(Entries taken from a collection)
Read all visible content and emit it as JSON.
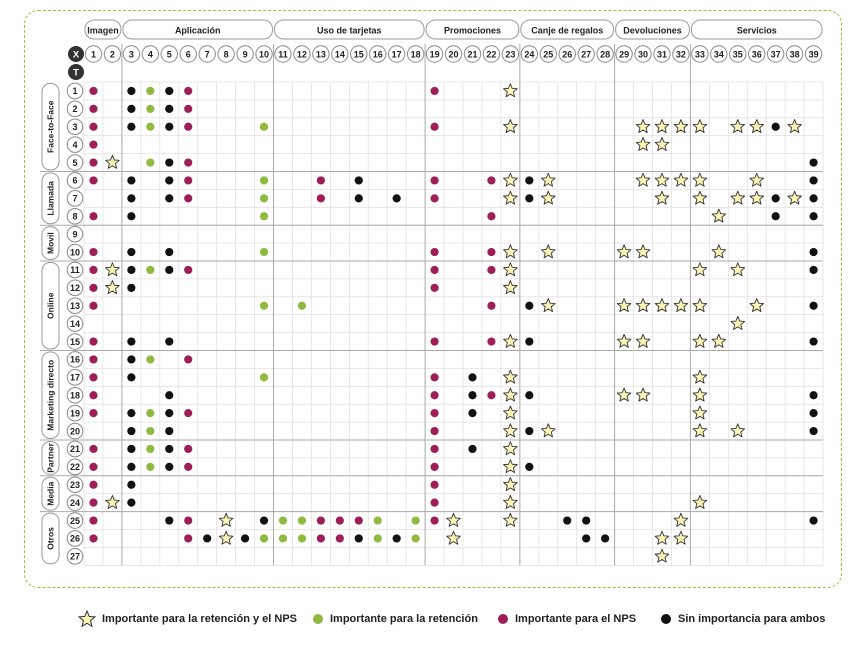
{
  "groups": [
    {
      "label": "Imagen",
      "from": 1,
      "to": 2
    },
    {
      "label": "Aplicación",
      "from": 3,
      "to": 10
    },
    {
      "label": "Uso de tarjetas",
      "from": 11,
      "to": 18
    },
    {
      "label": "Promociones",
      "from": 19,
      "to": 23
    },
    {
      "label": "Canje de regalos",
      "from": 24,
      "to": 28
    },
    {
      "label": "Devoluciones",
      "from": 29,
      "to": 32
    },
    {
      "label": "Servicios",
      "from": 33,
      "to": 39
    }
  ],
  "axis_labels": {
    "x": "X",
    "t": "T"
  },
  "columns": [
    "1",
    "2",
    "3",
    "4",
    "5",
    "6",
    "7",
    "8",
    "9",
    "10",
    "11",
    "12",
    "13",
    "14",
    "15",
    "16",
    "17",
    "18",
    "19",
    "20",
    "21",
    "22",
    "23",
    "24",
    "25",
    "26",
    "27",
    "28",
    "29",
    "30",
    "31",
    "32",
    "33",
    "34",
    "35",
    "36",
    "37",
    "38",
    "39"
  ],
  "channels": [
    {
      "label": "Face-to-Face",
      "from": 1,
      "to": 5
    },
    {
      "label": "Llamada",
      "from": 6,
      "to": 8
    },
    {
      "label": "Movil",
      "from": 9,
      "to": 10
    },
    {
      "label": "Online",
      "from": 11,
      "to": 15
    },
    {
      "label": "Marketing directo",
      "from": 16,
      "to": 20
    },
    {
      "label": "Partner",
      "from": 21,
      "to": 22
    },
    {
      "label": "Media",
      "from": 23,
      "to": 24
    },
    {
      "label": "Otros",
      "from": 25,
      "to": 27
    }
  ],
  "rows": [
    "1",
    "2",
    "3",
    "4",
    "5",
    "6",
    "7",
    "8",
    "9",
    "10",
    "11",
    "12",
    "13",
    "14",
    "15",
    "16",
    "17",
    "18",
    "19",
    "20",
    "21",
    "22",
    "23",
    "24",
    "25",
    "26",
    "27"
  ],
  "marker_colors": {
    "star": "#fdf5b5",
    "star_stroke": "#333333",
    "retention": "#8dba3f",
    "nps": "#9e1f58",
    "none": "#111111",
    "green_border": "#8dc63f"
  },
  "legend": [
    {
      "type": "star",
      "label": "Importante para la retención y el NPS"
    },
    {
      "type": "retention",
      "label": "Importante para la retención"
    },
    {
      "type": "nps",
      "label": "Importante para el NPS"
    },
    {
      "type": "none",
      "label": "Sin importancia para ambos"
    }
  ],
  "chart_data": {
    "type": "table",
    "marker_codes": {
      "S": "Importante para la retención y el NPS",
      "G": "Importante para la retención",
      "R": "Importante para el NPS",
      "B": "Sin importancia para ambos"
    },
    "cells": {
      "1": {
        "1": "R",
        "3": "B",
        "4": "G",
        "5": "B",
        "6": "R",
        "19": "R",
        "23": "S"
      },
      "2": {
        "1": "R",
        "3": "B",
        "4": "G",
        "5": "B",
        "6": "R"
      },
      "3": {
        "1": "R",
        "3": "B",
        "4": "G",
        "5": "B",
        "6": "R",
        "10": "G",
        "19": "R",
        "23": "S",
        "30": "S",
        "31": "S",
        "32": "S",
        "33": "S",
        "35": "S",
        "36": "S",
        "37": "B",
        "38": "S"
      },
      "4": {
        "1": "R",
        "30": "S",
        "31": "S"
      },
      "5": {
        "1": "R",
        "2": "S",
        "4": "G",
        "5": "B",
        "6": "R",
        "39": "B"
      },
      "6": {
        "1": "R",
        "3": "B",
        "5": "B",
        "6": "R",
        "10": "G",
        "13": "R",
        "15": "B",
        "19": "R",
        "22": "R",
        "23": "S",
        "24": "B",
        "25": "S",
        "30": "S",
        "31": "S",
        "32": "S",
        "33": "S",
        "36": "S",
        "39": "B"
      },
      "7": {
        "3": "B",
        "5": "B",
        "6": "R",
        "10": "G",
        "13": "R",
        "15": "B",
        "17": "B",
        "19": "R",
        "23": "S",
        "24": "B",
        "25": "S",
        "31": "S",
        "33": "S",
        "35": "S",
        "36": "S",
        "37": "B",
        "38": "S",
        "39": "B"
      },
      "8": {
        "1": "R",
        "3": "B",
        "10": "G",
        "22": "R",
        "34": "S",
        "37": "B",
        "39": "B"
      },
      "9": {},
      "10": {
        "1": "R",
        "3": "B",
        "5": "B",
        "10": "G",
        "19": "R",
        "22": "R",
        "23": "S",
        "25": "S",
        "29": "S",
        "30": "S",
        "34": "S",
        "39": "B"
      },
      "11": {
        "1": "R",
        "2": "S",
        "3": "B",
        "4": "G",
        "5": "B",
        "6": "R",
        "19": "R",
        "22": "R",
        "23": "S",
        "33": "S",
        "35": "S",
        "39": "B"
      },
      "12": {
        "1": "R",
        "2": "S",
        "3": "B",
        "19": "R",
        "23": "S"
      },
      "13": {
        "1": "R",
        "10": "G",
        "12": "G",
        "22": "R",
        "24": "B",
        "25": "S",
        "29": "S",
        "30": "S",
        "31": "S",
        "32": "S",
        "33": "S",
        "36": "S",
        "39": "B"
      },
      "14": {
        "35": "S"
      },
      "15": {
        "1": "R",
        "3": "B",
        "5": "B",
        "19": "R",
        "22": "R",
        "23": "S",
        "24": "B",
        "29": "S",
        "30": "S",
        "33": "S",
        "34": "S",
        "39": "B"
      },
      "16": {
        "1": "R",
        "3": "B",
        "4": "G",
        "6": "R"
      },
      "17": {
        "1": "R",
        "3": "B",
        "10": "G",
        "19": "R",
        "21": "B",
        "23": "S",
        "33": "S"
      },
      "18": {
        "1": "R",
        "5": "B",
        "19": "R",
        "21": "B",
        "22": "R",
        "23": "S",
        "24": "B",
        "29": "S",
        "30": "S",
        "33": "S",
        "39": "B"
      },
      "19": {
        "1": "R",
        "3": "B",
        "4": "G",
        "5": "B",
        "6": "R",
        "19": "R",
        "21": "B",
        "23": "S",
        "33": "S",
        "39": "B"
      },
      "20": {
        "3": "B",
        "4": "G",
        "5": "B",
        "19": "R",
        "23": "S",
        "24": "B",
        "25": "S",
        "33": "S",
        "35": "S",
        "39": "B"
      },
      "21": {
        "1": "R",
        "3": "B",
        "4": "G",
        "5": "B",
        "6": "R",
        "19": "R",
        "21": "B",
        "23": "S"
      },
      "22": {
        "1": "R",
        "3": "B",
        "4": "G",
        "5": "B",
        "6": "R",
        "19": "R",
        "23": "S",
        "24": "B"
      },
      "23": {
        "1": "R",
        "3": "B",
        "19": "R",
        "23": "S"
      },
      "24": {
        "1": "R",
        "2": "S",
        "3": "B",
        "19": "R",
        "23": "S",
        "33": "S"
      },
      "25": {
        "1": "R",
        "5": "B",
        "6": "R",
        "8": "S",
        "10": "B",
        "11": "G",
        "12": "G",
        "13": "R",
        "14": "R",
        "15": "R",
        "16": "G",
        "18": "G",
        "19": "R",
        "20": "S",
        "23": "S",
        "26": "B",
        "27": "B",
        "32": "S",
        "39": "B"
      },
      "26": {
        "1": "R",
        "6": "R",
        "7": "B",
        "8": "S",
        "9": "B",
        "10": "G",
        "11": "G",
        "12": "G",
        "13": "R",
        "14": "R",
        "15": "B",
        "16": "G",
        "17": "B",
        "18": "G",
        "20": "S",
        "27": "B",
        "28": "B",
        "31": "S",
        "32": "S"
      },
      "27": {
        "31": "S"
      }
    }
  }
}
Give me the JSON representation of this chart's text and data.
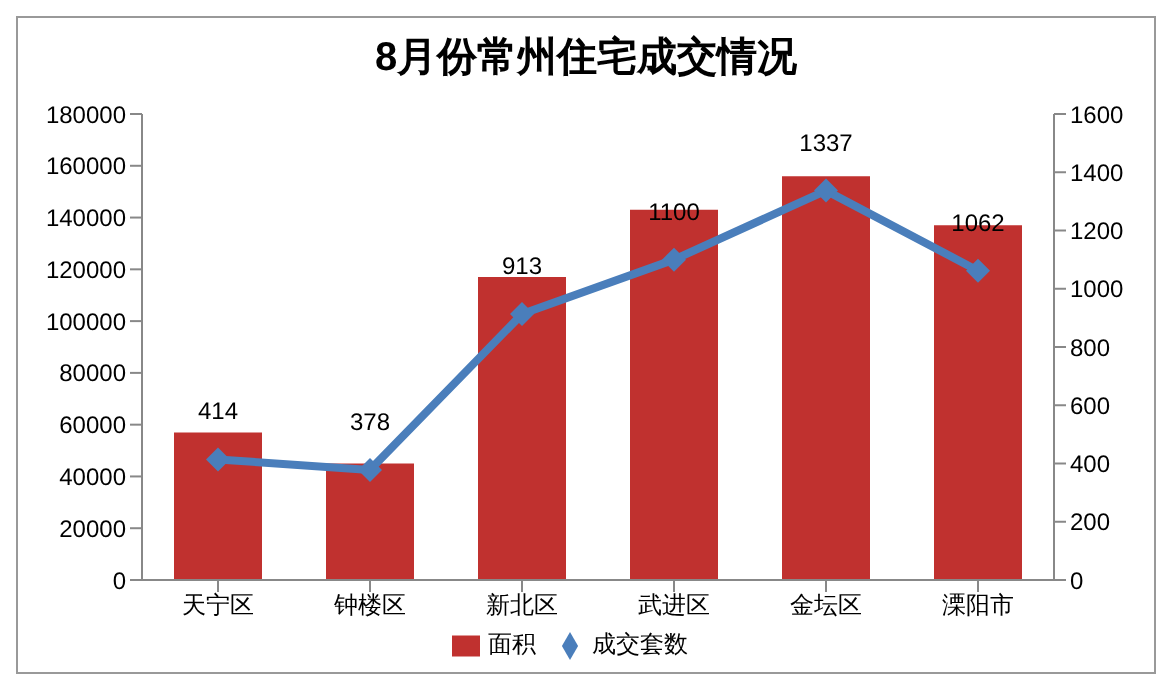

▶ **DIRECTIONS**
Pull out every line above that holds the word "retención".

▶ **FINAL ANSWER**
      "label": "Importante para la retención y el NPS"
      "label": "Importante para la retención"
      "S": "Importante para la retención y el NPS",
      "G": "Importante para la retención",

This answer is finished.